--- Start of Supplied information ---
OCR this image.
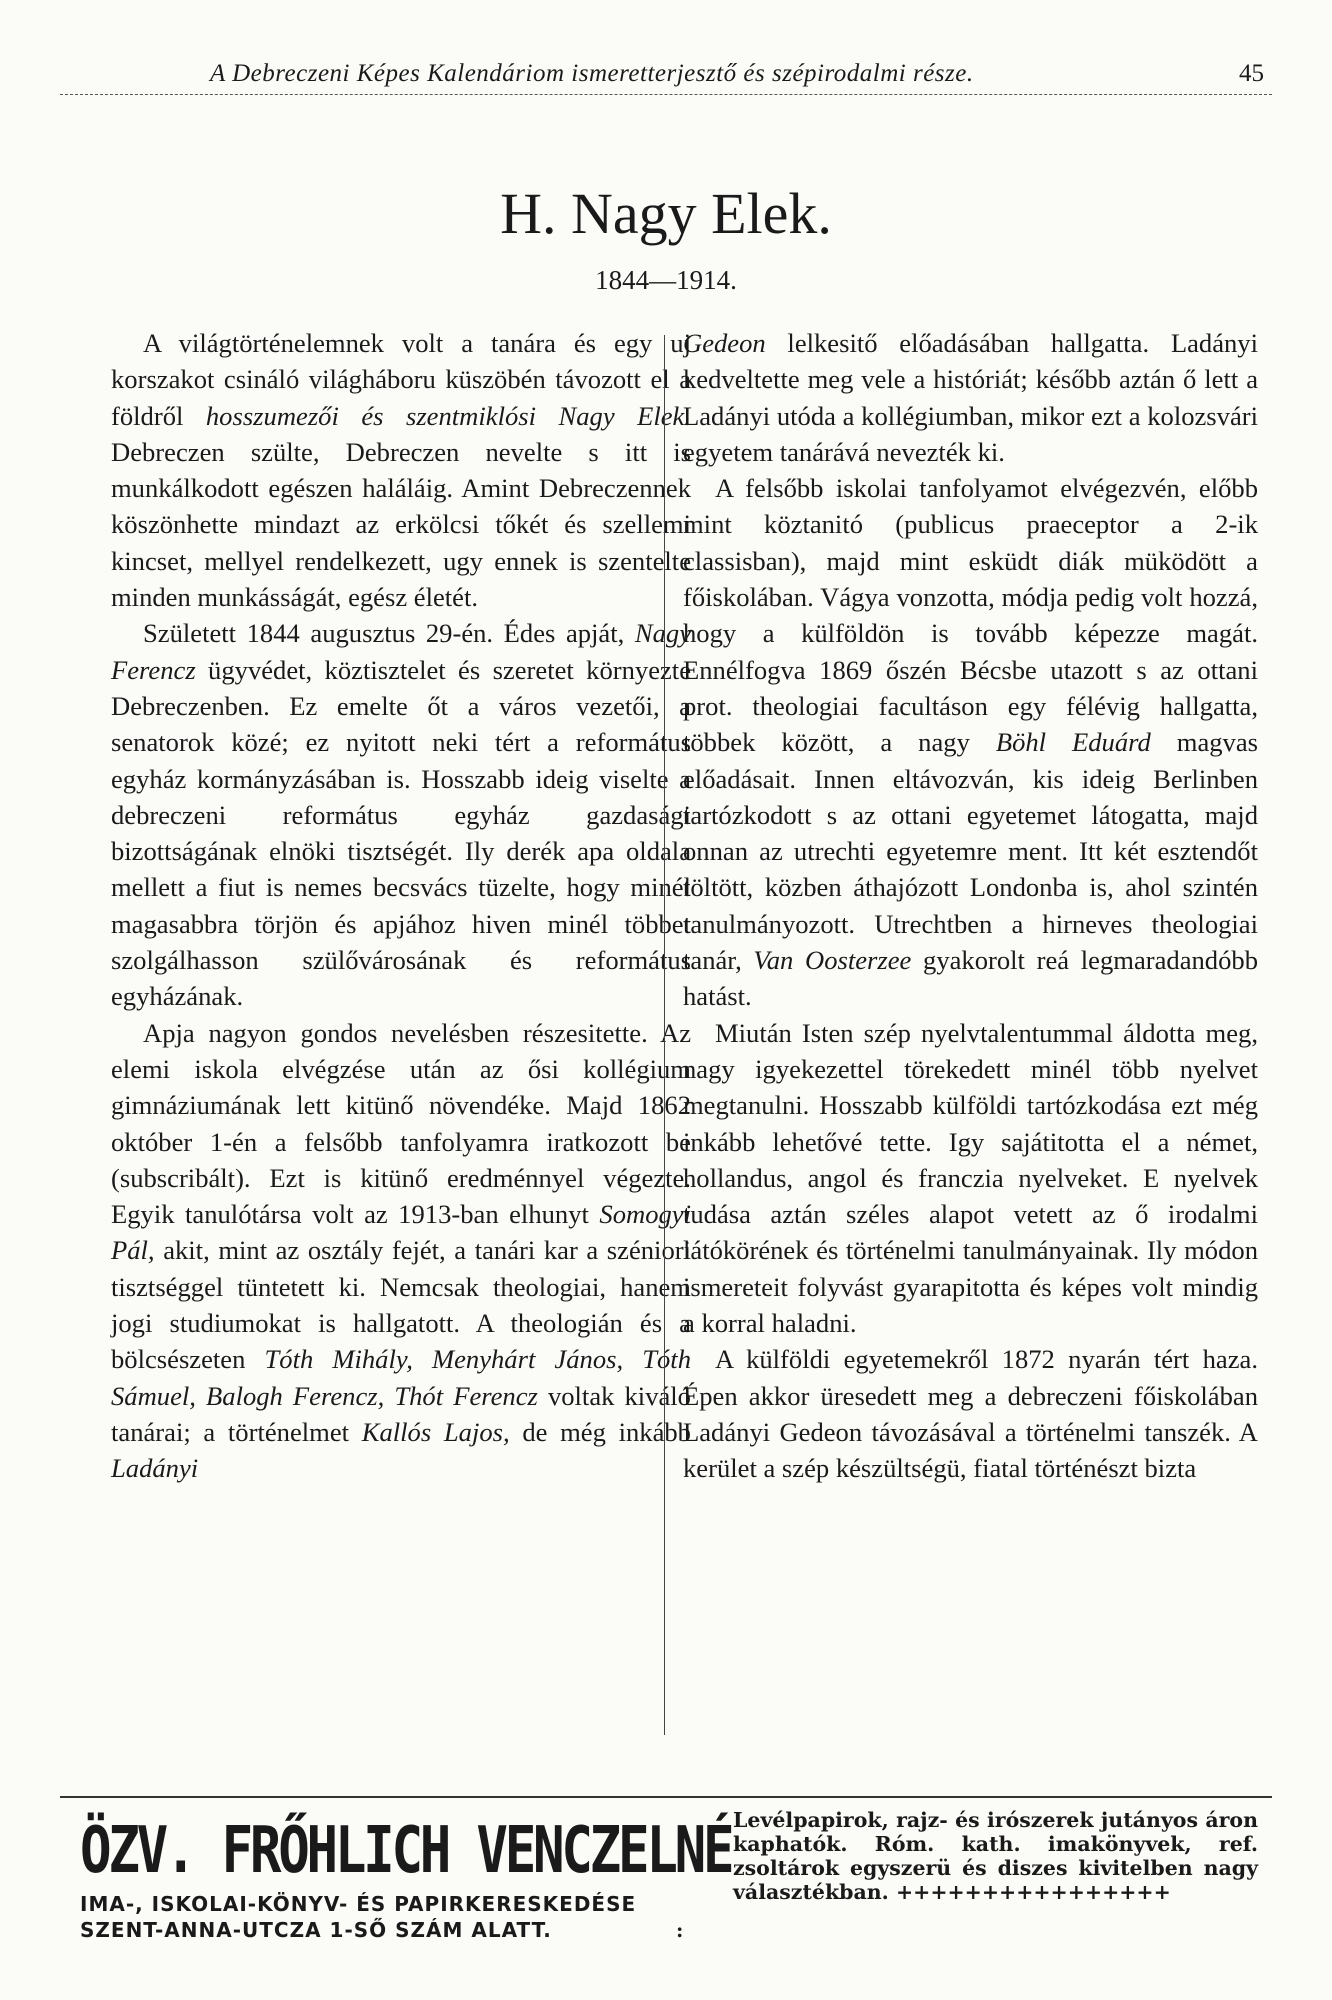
A Debreczeni Képes Kalendáriom ismeretterjesztő és szépirodalmi része.	45
H. Nagy Elek.
1844—1914.

A világtörténelemnek volt a tanára és egy uj korszakot csináló világháboru küszöbén távozott el a földről hosszumezői és szentmiklósi Nagy Elek. Debreczen szülte, Debreczen nevelte s itt is munkálkodott egészen haláláig. Amint Debreczennek köszönhette mindazt az erkölcsi tőkét és szellemi kincset, mellyel rendelkezett, ugy ennek is szentelte minden munkásságát, egész életét.

Született 1844 augusztus 29-én. Édes apját, Nagy Ferencz ügyvédet, köztisztelet és szeretet környezte Debreczenben. Ez emelte őt a város vezetői, a senatorok közé; ez nyitott neki tért a református egyház kormányzásában is. Hosszabb ideig viselte a debreczeni református egyház gazdasági bizottságának elnöki tisztségét. Ily derék apa oldala mellett a fiut is nemes becsvács tüzelte, hogy minél magasabbra törjön és apjához hiven minél többet szolgálhasson szülővárosának és református egyházának.

Apja nagyon gondos nevelésben részesitette. Az elemi iskola elvégzése után az ősi kollégium gimnáziumának lett kitünő növendéke. Majd 1862 október 1-én a felsőbb tanfolyamra iratkozott be (subscribált). Ezt is kitünő eredménnyel végezte. Egyik tanulótársa volt az 1913-ban elhunyt Somogyi Pál, akit, mint az osztály fejét, a tanári kar a széniori tisztséggel tüntetett ki. Nemcsak theologiai, hanem jogi studiumokat is hallgatott. A theologián és a bölcsészeten Tóth Mihály, Menyhárt János, Tóth Sámuel, Balogh Ferencz, Thót Ferencz voltak kiváló tanárai; a történelmet Kallós Lajos, de még inkább Ladányi

Gedeon lelkesitő előadásában hallgatta. Ladányi kedveltette meg vele a históriát; később aztán ő lett a Ladányi utóda a kollégiumban, mikor ezt a kolozsvári egyetem tanárává nevezték ki.

A felsőbb iskolai tanfolyamot elvégezvén, előbb mint köztanitó (publicus praeceptor a 2-ik classisban), majd mint esküdt diák müködött a főiskolában. Vágya vonzotta, módja pedig volt hozzá, hogy a külföldön is tovább képezze magát. Ennélfogva 1869 őszén Bécsbe utazott s az ottani prot. theologiai facultáson egy félévig hallgatta, többek között, a nagy Böhl Eduárd magvas előadásait. Innen eltávozván, kis ideig Berlinben tartózkodott s az ottani egyetemet látogatta, majd onnan az utrechti egyetemre ment. Itt két esztendőt töltött, közben áthajózott Londonba is, ahol szintén tanulmányozott. Utrechtben a hirneves theologiai tanár, Van Oosterzee gyakorolt reá legmaradandóbb hatást.

Miután Isten szép nyelvtalentummal áldotta meg, nagy igyekezettel törekedett minél több nyelvet megtanulni. Hosszabb külföldi tartózkodása ezt még inkább lehetővé tette. Igy sajátitotta el a német, hollandus, angol és franczia nyelveket. E nyelvek tudása aztán széles alapot vetett az ő irodalmi látókörének és történelmi tanulmányainak. Ily módon ismereteit folyvást gyarapitotta és képes volt mindig a korral haladni.

A külföldi egyetemekről 1872 nyarán tért haza. Épen akkor üresedett meg a debreczeni főiskolában Ladányi Gedeon távozásával a történelmi tanszék. A kerület a szép készültségü, fiatal történészt bizta

ÖZV. FRŐHLICH VENCZELNÉ
IMA-, ISKOLAI-KÖNYV- ÉS PAPIRKERESKEDÉSE
SZENT-ANNA-UTCZA 1-SŐ SZÁM ALATT.	:
Levélpapirok, rajz- és irószerek jutányos áron kaphatók. Róm. kath. imakönyvek, ref. zsoltárok egyszerü és diszes kivitelben nagy választékban. ++++++++++++++++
--- End of Supplied information ---
Retype the listing exactly. Pictures do not belong in the copy.

OCR this image.
A Debreczeni Képes Kalendáriom ismeretterjesztő és szépirodalmi része.	45
H. Nagy Elek.
1844—1914.

A világtörténelemnek volt a tanára és egy uj korszakot csináló világháboru küszöbén távozott el a földről hosszumezői és szentmiklósi Nagy Elek. Debreczen szülte, Debreczen nevelte s itt is munkálkodott egészen haláláig. Amint Debreczennek köszönhette mindazt az erkölcsi tőkét és szellemi kincset, mellyel rendelkezett, ugy ennek is szentelte minden munkásságát, egész életét.

Született 1844 augusztus 29-én. Édes apját, Nagy Ferencz ügyvédet, köztisztelet és szeretet környezte Debreczenben. Ez emelte őt a város vezetői, a senatorok közé; ez nyitott neki tért a református egyház kormányzásában is. Hosszabb ideig viselte a debreczeni református egyház gazdasági bizottságának elnöki tisztségét. Ily derék apa oldala mellett a fiut is nemes becsvács tüzelte, hogy minél magasabbra törjön és apjához hiven minél többet szolgálhasson szülővárosának és református egyházának.

Apja nagyon gondos nevelésben részesitette. Az elemi iskola elvégzése után az ősi kollégium gimnáziumának lett kitünő növendéke. Majd 1862 október 1-én a felsőbb tanfolyamra iratkozott be (subscribált). Ezt is kitünő eredménnyel végezte. Egyik tanulótársa volt az 1913-ban elhunyt Somogyi Pál, akit, mint az osztály fejét, a tanári kar a széniori tisztséggel tüntetett ki. Nemcsak theologiai, hanem jogi studiumokat is hallgatott. A theologián és a bölcsészeten Tóth Mihály, Menyhárt János, Tóth Sámuel, Balogh Ferencz, Thót Ferencz voltak kiváló tanárai; a történelmet Kallós Lajos, de még inkább Ladányi

Gedeon lelkesitő előadásában hallgatta. Ladányi kedveltette meg vele a históriát; később aztán ő lett a Ladányi utóda a kollégiumban, mikor ezt a kolozsvári egyetem tanárává nevezték ki.

A felsőbb iskolai tanfolyamot elvégezvén, előbb mint köztanitó (publicus praeceptor a 2-ik classisban), majd mint esküdt diák müködött a főiskolában. Vágya vonzotta, módja pedig volt hozzá, hogy a külföldön is tovább képezze magát. Ennélfogva 1869 őszén Bécsbe utazott s az ottani prot. theologiai facultáson egy félévig hallgatta, többek között, a nagy Böhl Eduárd magvas előadásait. Innen eltávozván, kis ideig Berlinben tartózkodott s az ottani egyetemet látogatta, majd onnan az utrechti egyetemre ment. Itt két esztendőt töltött, közben áthajózott Londonba is, ahol szintén tanulmányozott. Utrechtben a hirneves theologiai tanár, Van Oosterzee gyakorolt reá legmaradandóbb hatást.

Miután Isten szép nyelvtalentummal áldotta meg, nagy igyekezettel törekedett minél több nyelvet megtanulni. Hosszabb külföldi tartózkodása ezt még inkább lehetővé tette. Igy sajátitotta el a német, hollandus, angol és franczia nyelveket. E nyelvek tudása aztán széles alapot vetett az ő irodalmi látókörének és történelmi tanulmányainak. Ily módon ismereteit folyvást gyarapitotta és képes volt mindig a korral haladni.

A külföldi egyetemekről 1872 nyarán tért haza. Épen akkor üresedett meg a debreczeni főiskolában Ladányi Gedeon távozásával a történelmi tanszék. A kerület a szép készültségü, fiatal történészt bizta

ÖZV. FRŐHLICH VENCZELNÉ
IMA-, ISKOLAI-KÖNYV- ÉS PAPIRKERESKEDÉSE
SZENT-ANNA-UTCZA 1-SŐ SZÁM ALATT.	:
Levélpapirok, rajz- és irószerek jutányos áron kaphatók. Róm. kath. imakönyvek, ref. zsoltárok egyszerü és diszes kivitelben nagy választékban. ++++++++++++++++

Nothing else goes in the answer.